*Task objective*.
In the material below, find all lines with the string "name" and copy them.

*Recorded data*.
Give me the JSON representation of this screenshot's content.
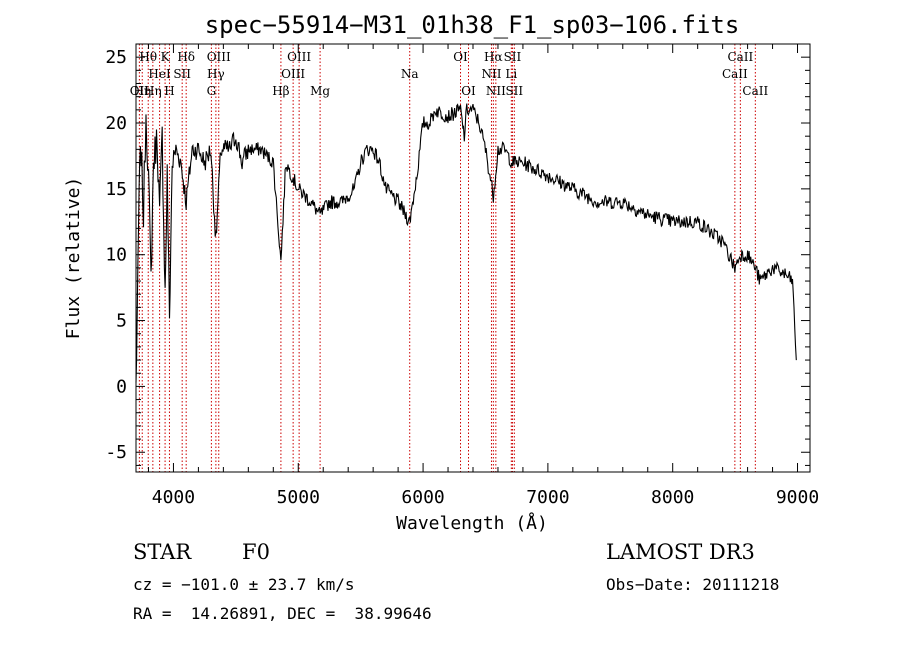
{
  "chart_data": {
    "type": "line",
    "title": "spec−55914−M31_01h38_F1_sp03−106.fits",
    "xlabel": "Wavelength (Å)",
    "ylabel": "Flux (relative)",
    "xlim": [
      3700,
      9100
    ],
    "ylim": [
      -6.5,
      26
    ],
    "xticks": [
      4000,
      5000,
      6000,
      7000,
      8000,
      9000
    ],
    "yticks": [
      -5,
      0,
      5,
      10,
      15,
      20,
      25
    ],
    "grid": false,
    "line_color": "#000000",
    "marker_color": "#cc0000",
    "spectrum_anchors": [
      [
        3700,
        0
      ],
      [
        3715,
        8
      ],
      [
        3725,
        15
      ],
      [
        3740,
        18
      ],
      [
        3760,
        13
      ],
      [
        3780,
        21
      ],
      [
        3800,
        16
      ],
      [
        3820,
        8
      ],
      [
        3840,
        17
      ],
      [
        3870,
        19
      ],
      [
        3889,
        13
      ],
      [
        3910,
        19
      ],
      [
        3933,
        7
      ],
      [
        3950,
        16
      ],
      [
        3968,
        5
      ],
      [
        3990,
        17
      ],
      [
        4020,
        18
      ],
      [
        4060,
        17
      ],
      [
        4102,
        14
      ],
      [
        4150,
        18
      ],
      [
        4200,
        18
      ],
      [
        4250,
        17
      ],
      [
        4300,
        18
      ],
      [
        4340,
        11
      ],
      [
        4380,
        18
      ],
      [
        4450,
        18
      ],
      [
        4500,
        19
      ],
      [
        4550,
        17
      ],
      [
        4600,
        18
      ],
      [
        4700,
        18
      ],
      [
        4800,
        17
      ],
      [
        4861,
        9.5
      ],
      [
        4900,
        17
      ],
      [
        5000,
        15
      ],
      [
        5100,
        14
      ],
      [
        5175,
        13
      ],
      [
        5250,
        14
      ],
      [
        5350,
        14
      ],
      [
        5450,
        15
      ],
      [
        5500,
        17
      ],
      [
        5550,
        18
      ],
      [
        5600,
        18
      ],
      [
        5650,
        17
      ],
      [
        5700,
        15
      ],
      [
        5800,
        14
      ],
      [
        5893,
        12.5
      ],
      [
        5950,
        16
      ],
      [
        6000,
        20
      ],
      [
        6050,
        20
      ],
      [
        6100,
        21
      ],
      [
        6200,
        20.5
      ],
      [
        6300,
        21
      ],
      [
        6330,
        19
      ],
      [
        6350,
        21
      ],
      [
        6400,
        21
      ],
      [
        6450,
        20
      ],
      [
        6500,
        18
      ],
      [
        6563,
        14.5
      ],
      [
        6600,
        18
      ],
      [
        6650,
        18
      ],
      [
        6716,
        17
      ],
      [
        6800,
        17
      ],
      [
        7000,
        16
      ],
      [
        7200,
        15
      ],
      [
        7400,
        14
      ],
      [
        7600,
        14
      ],
      [
        7800,
        13
      ],
      [
        8000,
        12.5
      ],
      [
        8200,
        12.5
      ],
      [
        8400,
        11
      ],
      [
        8498,
        9
      ],
      [
        8542,
        10
      ],
      [
        8600,
        10
      ],
      [
        8662,
        9
      ],
      [
        8700,
        8
      ],
      [
        8800,
        9
      ],
      [
        8900,
        8.5
      ],
      [
        8960,
        8
      ],
      [
        8990,
        2
      ]
    ],
    "lines": [
      {
        "wl": 3727,
        "label": "OII",
        "row": 3
      },
      {
        "wl": 3750,
        "label": "Hη",
        "row": 3
      },
      {
        "wl": 3798,
        "label": "Hθ",
        "row": 1
      },
      {
        "wl": 3835,
        "label": "Hη",
        "row": 3
      },
      {
        "wl": 3889,
        "label": "HeI",
        "row": 2
      },
      {
        "wl": 3933,
        "label": "K",
        "row": 1
      },
      {
        "wl": 3968,
        "label": "H",
        "row": 3
      },
      {
        "wl": 4070,
        "label": "SII",
        "row": 2
      },
      {
        "wl": 4102,
        "label": "Hδ",
        "row": 1
      },
      {
        "wl": 4304,
        "label": "G",
        "row": 3
      },
      {
        "wl": 4340,
        "label": "Hγ",
        "row": 2
      },
      {
        "wl": 4363,
        "label": "OIII",
        "row": 1
      },
      {
        "wl": 4861,
        "label": "Hβ",
        "row": 3
      },
      {
        "wl": 4959,
        "label": "OIII",
        "row": 2
      },
      {
        "wl": 5007,
        "label": "OIII",
        "row": 1
      },
      {
        "wl": 5175,
        "label": "Mg",
        "row": 3
      },
      {
        "wl": 5893,
        "label": "Na",
        "row": 2
      },
      {
        "wl": 6300,
        "label": "OI",
        "row": 1
      },
      {
        "wl": 6364,
        "label": "OI",
        "row": 3
      },
      {
        "wl": 6548,
        "label": "NII",
        "row": 2
      },
      {
        "wl": 6563,
        "label": "Hα",
        "row": 1
      },
      {
        "wl": 6583,
        "label": "NII",
        "row": 3
      },
      {
        "wl": 6707,
        "label": "Li",
        "row": 2
      },
      {
        "wl": 6716,
        "label": "SII",
        "row": 1
      },
      {
        "wl": 6731,
        "label": "SII",
        "row": 3
      },
      {
        "wl": 8498,
        "label": "CaII",
        "row": 2
      },
      {
        "wl": 8542,
        "label": "CaII",
        "row": 1
      },
      {
        "wl": 8662,
        "label": "CaII",
        "row": 3
      }
    ]
  },
  "info": {
    "class_label": "STAR",
    "subclass": "F0",
    "survey": "LAMOST DR3",
    "cz_line": "cz = −101.0 ± 23.7 km/s",
    "obs_date": "Obs−Date: 20111218",
    "radec_line": "RA =  14.26891, DEC =  38.99646"
  }
}
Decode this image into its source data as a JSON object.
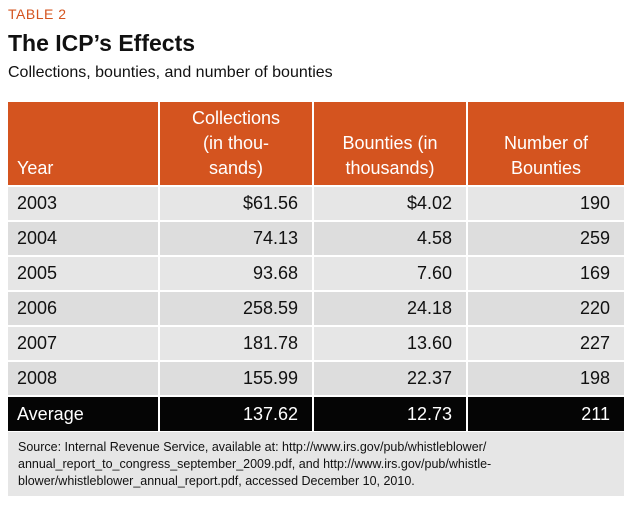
{
  "label": "TABLE 2",
  "title": "The ICP’s Effects",
  "subtitle": "Collections, bounties, and number of bounties",
  "colors": {
    "accent": "#d4541f",
    "row": "#e6e6e6",
    "average_bg": "#050505"
  },
  "table": {
    "headers": {
      "year": "Year",
      "collections": [
        "Collections",
        "(in thou-",
        "sands)"
      ],
      "bounties": [
        "Bounties (in",
        "thousands)"
      ],
      "number": [
        "Number of",
        "Bounties"
      ]
    },
    "rows": [
      {
        "year": "2003",
        "collections": "$61.56",
        "bounties": "$4.02",
        "number": "190"
      },
      {
        "year": "2004",
        "collections": "74.13",
        "bounties": "4.58",
        "number": "259"
      },
      {
        "year": "2005",
        "collections": "93.68",
        "bounties": "7.60",
        "number": "169"
      },
      {
        "year": "2006",
        "collections": "258.59",
        "bounties": "24.18",
        "number": "220"
      },
      {
        "year": "2007",
        "collections": "181.78",
        "bounties": "13.60",
        "number": "227"
      },
      {
        "year": "2008",
        "collections": "155.99",
        "bounties": "22.37",
        "number": "198"
      }
    ],
    "average": {
      "year": "Average",
      "collections": "137.62",
      "bounties": "12.73",
      "number": "211"
    }
  },
  "source": {
    "lines": [
      "Source: Internal Revenue Service, available at: http://www.irs.gov/pub/whistleblower/",
      "annual_report_to_congress_september_2009.pdf, and http://www.irs.gov/pub/whistle-",
      "blower/whistleblower_annual_report.pdf, accessed December 10, 2010."
    ]
  }
}
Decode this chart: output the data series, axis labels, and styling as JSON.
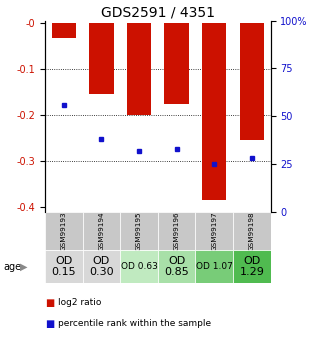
{
  "title": "GDS2591 / 4351",
  "samples": [
    "GSM99193",
    "GSM99194",
    "GSM99195",
    "GSM99196",
    "GSM99197",
    "GSM99198"
  ],
  "log2_ratios": [
    -0.032,
    -0.155,
    -0.2,
    -0.175,
    -0.385,
    -0.255
  ],
  "percentile_ranks": [
    0.56,
    0.38,
    0.32,
    0.33,
    0.25,
    0.28
  ],
  "od_labels": [
    "OD\n0.15",
    "OD\n0.30",
    "OD 0.63",
    "OD\n0.85",
    "OD 1.07",
    "OD\n1.29"
  ],
  "od_bg_colors": [
    "#d8d8d8",
    "#d8d8d8",
    "#c0eac0",
    "#a8e0a8",
    "#78cc78",
    "#50bb50"
  ],
  "od_font_sizes": [
    8,
    8,
    6.5,
    8,
    6.5,
    8
  ],
  "bar_color": "#cc1100",
  "blue_color": "#1111cc",
  "ylim_left": [
    -0.41,
    0.005
  ],
  "yticks_left": [
    0.0,
    -0.1,
    -0.2,
    -0.3,
    -0.4
  ],
  "ytick_labels_left": [
    "-0",
    "-0.1",
    "-0.2",
    "-0.3",
    "-0.4"
  ],
  "yticks_right": [
    0.0,
    0.25,
    0.5,
    0.75,
    1.0
  ],
  "ytick_labels_right": [
    "0",
    "25",
    "50",
    "75",
    "100%"
  ],
  "bar_width": 0.65,
  "title_fontsize": 10,
  "tick_fontsize": 7,
  "legend_red": "log2 ratio",
  "legend_blue": "percentile rank within the sample",
  "age_label": "age",
  "sample_row_bg": "#c8c8c8"
}
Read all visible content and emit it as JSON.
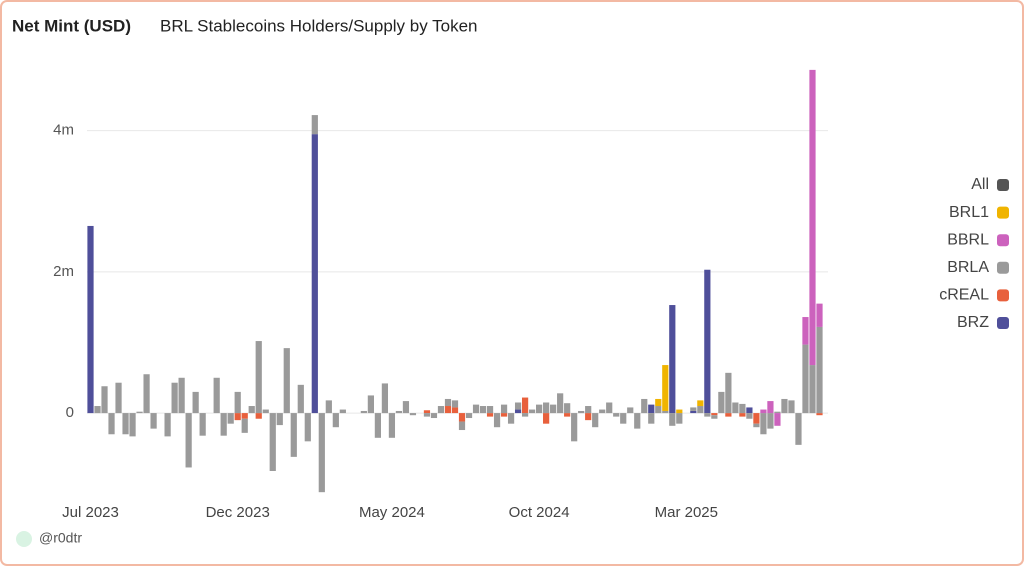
{
  "chart_data": {
    "type": "stacked-bar",
    "title": "Net Mint (USD)",
    "subtitle": "BRL Stablecoins Holders/Supply by Token",
    "footer": "@r0dtr",
    "categories": [
      "Jul 2023",
      null,
      null,
      null,
      null,
      null,
      null,
      null,
      null,
      null,
      null,
      null,
      null,
      null,
      null,
      null,
      null,
      null,
      null,
      null,
      null,
      "Dec 2023",
      null,
      null,
      null,
      null,
      null,
      null,
      null,
      null,
      null,
      null,
      null,
      null,
      null,
      null,
      null,
      null,
      null,
      null,
      null,
      null,
      null,
      "May 2024",
      null,
      null,
      null,
      null,
      null,
      null,
      null,
      null,
      null,
      null,
      null,
      null,
      null,
      null,
      null,
      null,
      null,
      null,
      null,
      null,
      "Oct 2024",
      null,
      null,
      null,
      null,
      null,
      null,
      null,
      null,
      null,
      null,
      null,
      null,
      null,
      null,
      null,
      null,
      null,
      null,
      null,
      null,
      "Mar 2025",
      null,
      null,
      null,
      null,
      null,
      null,
      null,
      null,
      null,
      null,
      null,
      null,
      null,
      null,
      null,
      null,
      null,
      null,
      null
    ],
    "series": [
      {
        "name": "BRZ",
        "color": "#4f4f9a",
        "values": [
          2650000,
          null,
          null,
          null,
          null,
          null,
          null,
          null,
          null,
          null,
          null,
          null,
          null,
          null,
          null,
          null,
          null,
          null,
          null,
          null,
          null,
          null,
          null,
          null,
          null,
          null,
          null,
          null,
          null,
          null,
          null,
          null,
          3950000,
          null,
          null,
          null,
          null,
          null,
          null,
          null,
          null,
          null,
          null,
          null,
          null,
          null,
          null,
          null,
          null,
          null,
          null,
          null,
          null,
          null,
          null,
          null,
          null,
          null,
          null,
          null,
          null,
          50000,
          null,
          null,
          null,
          null,
          null,
          null,
          null,
          null,
          null,
          null,
          null,
          null,
          null,
          null,
          null,
          null,
          null,
          null,
          120000,
          null,
          null,
          1530000,
          null,
          null,
          30000,
          null,
          2030000,
          null,
          null,
          null,
          null,
          null,
          80000,
          null,
          null,
          null,
          null,
          null,
          null,
          null,
          null,
          null,
          null
        ]
      },
      {
        "name": "cREAL",
        "color": "#e8603c",
        "values": [
          null,
          null,
          null,
          null,
          null,
          null,
          null,
          null,
          null,
          null,
          null,
          null,
          null,
          null,
          null,
          null,
          null,
          null,
          null,
          null,
          null,
          -100000,
          -80000,
          null,
          -80000,
          null,
          null,
          null,
          null,
          null,
          null,
          null,
          null,
          null,
          null,
          null,
          null,
          null,
          null,
          null,
          null,
          null,
          null,
          null,
          null,
          null,
          null,
          null,
          40000,
          null,
          null,
          100000,
          80000,
          -120000,
          null,
          null,
          null,
          -50000,
          null,
          -50000,
          null,
          null,
          220000,
          null,
          null,
          -150000,
          null,
          null,
          -50000,
          null,
          null,
          -100000,
          null,
          null,
          null,
          null,
          null,
          null,
          null,
          null,
          null,
          null,
          null,
          null,
          null,
          null,
          null,
          null,
          null,
          -30000,
          null,
          -50000,
          null,
          -50000,
          null,
          -150000,
          null,
          null,
          null,
          null,
          null,
          null,
          null,
          null,
          -30000
        ]
      },
      {
        "name": "BRLA",
        "color": "#9a9a9a",
        "values": [
          null,
          100000,
          380000,
          -300000,
          430000,
          -300000,
          -330000,
          20000,
          550000,
          -220000,
          null,
          -330000,
          430000,
          500000,
          -770000,
          300000,
          -320000,
          null,
          500000,
          -320000,
          -150000,
          300000,
          -200000,
          100000,
          1020000,
          50000,
          -820000,
          -170000,
          920000,
          -620000,
          400000,
          -400000,
          270000,
          -1120000,
          180000,
          -200000,
          50000,
          null,
          null,
          30000,
          250000,
          -350000,
          420000,
          -350000,
          30000,
          170000,
          -30000,
          null,
          -50000,
          -70000,
          100000,
          100000,
          100000,
          -120000,
          -70000,
          120000,
          100000,
          100000,
          -200000,
          120000,
          -150000,
          100000,
          -50000,
          50000,
          120000,
          150000,
          120000,
          280000,
          140000,
          -400000,
          30000,
          100000,
          -200000,
          50000,
          150000,
          -50000,
          -150000,
          80000,
          -220000,
          200000,
          -150000,
          100000,
          30000,
          -180000,
          -150000,
          null,
          50000,
          100000,
          -50000,
          -50000,
          300000,
          570000,
          150000,
          130000,
          -80000,
          -50000,
          -300000,
          -220000,
          20000,
          200000,
          180000,
          -450000,
          970000,
          680000,
          1220000
        ]
      },
      {
        "name": "BBRL",
        "color": "#cc62bd",
        "values": [
          null,
          null,
          null,
          null,
          null,
          null,
          null,
          null,
          null,
          null,
          null,
          null,
          null,
          null,
          null,
          null,
          null,
          null,
          null,
          null,
          null,
          null,
          null,
          null,
          null,
          null,
          null,
          null,
          null,
          null,
          null,
          null,
          null,
          null,
          null,
          null,
          null,
          null,
          null,
          null,
          null,
          null,
          null,
          null,
          null,
          null,
          null,
          null,
          null,
          null,
          null,
          null,
          null,
          null,
          null,
          null,
          null,
          null,
          null,
          null,
          null,
          null,
          null,
          null,
          null,
          null,
          null,
          null,
          null,
          null,
          null,
          null,
          null,
          null,
          null,
          null,
          null,
          null,
          null,
          null,
          null,
          null,
          null,
          null,
          null,
          null,
          null,
          null,
          null,
          null,
          null,
          null,
          null,
          null,
          null,
          null,
          50000,
          170000,
          -180000,
          null,
          null,
          null,
          390000,
          4180000,
          330000
        ]
      },
      {
        "name": "BRL1",
        "color": "#f0b400",
        "values": [
          null,
          null,
          null,
          null,
          null,
          null,
          null,
          null,
          null,
          null,
          null,
          null,
          null,
          null,
          null,
          null,
          null,
          null,
          null,
          null,
          null,
          null,
          null,
          null,
          null,
          null,
          null,
          null,
          null,
          null,
          null,
          null,
          null,
          null,
          null,
          null,
          null,
          null,
          null,
          null,
          null,
          null,
          null,
          null,
          null,
          null,
          null,
          null,
          null,
          null,
          null,
          null,
          null,
          null,
          null,
          null,
          null,
          null,
          null,
          null,
          null,
          null,
          null,
          null,
          null,
          null,
          null,
          null,
          null,
          null,
          null,
          null,
          null,
          null,
          null,
          null,
          null,
          null,
          null,
          null,
          null,
          100000,
          650000,
          null,
          50000,
          null,
          null,
          80000,
          null,
          null,
          null,
          null,
          null,
          null,
          null,
          null,
          null,
          null,
          null,
          null,
          null,
          null,
          null,
          null,
          null
        ]
      },
      {
        "name": "All",
        "color": "#555555",
        "values": [
          null,
          null,
          null,
          null,
          null,
          null,
          null,
          null,
          null,
          null,
          null,
          null,
          null,
          null,
          null,
          null,
          null,
          null,
          null,
          null,
          null,
          null,
          null,
          null,
          null,
          null,
          null,
          null,
          null,
          null,
          null,
          null,
          null,
          null,
          null,
          null,
          null,
          null,
          null,
          null,
          null,
          null,
          null,
          null,
          null,
          null,
          null,
          null,
          null,
          null,
          null,
          null,
          null,
          null,
          null,
          null,
          null,
          null,
          null,
          null,
          null,
          null,
          null,
          null,
          null,
          null,
          null,
          null,
          null,
          null,
          null,
          null,
          null,
          null,
          null,
          null,
          null,
          null,
          null,
          null,
          null,
          null,
          null,
          null,
          null,
          null,
          null,
          null,
          null,
          null,
          null,
          null,
          null,
          null,
          null,
          null,
          null,
          null,
          null,
          null,
          null,
          null,
          null,
          null,
          null
        ]
      }
    ],
    "ylim": [
      -1160000,
      5000000
    ],
    "yticks": [
      0,
      {
        "value": 2000000,
        "label": "2m"
      },
      {
        "value": 4000000,
        "label": "4m"
      }
    ],
    "grid": true,
    "legend": "right"
  }
}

*Result below*.
        "name": "BRZ",
        "name": "cREAL",
        "name": "BRLA",
        "name": "BBRL",
        "name": "BRL1",
        "name": "All",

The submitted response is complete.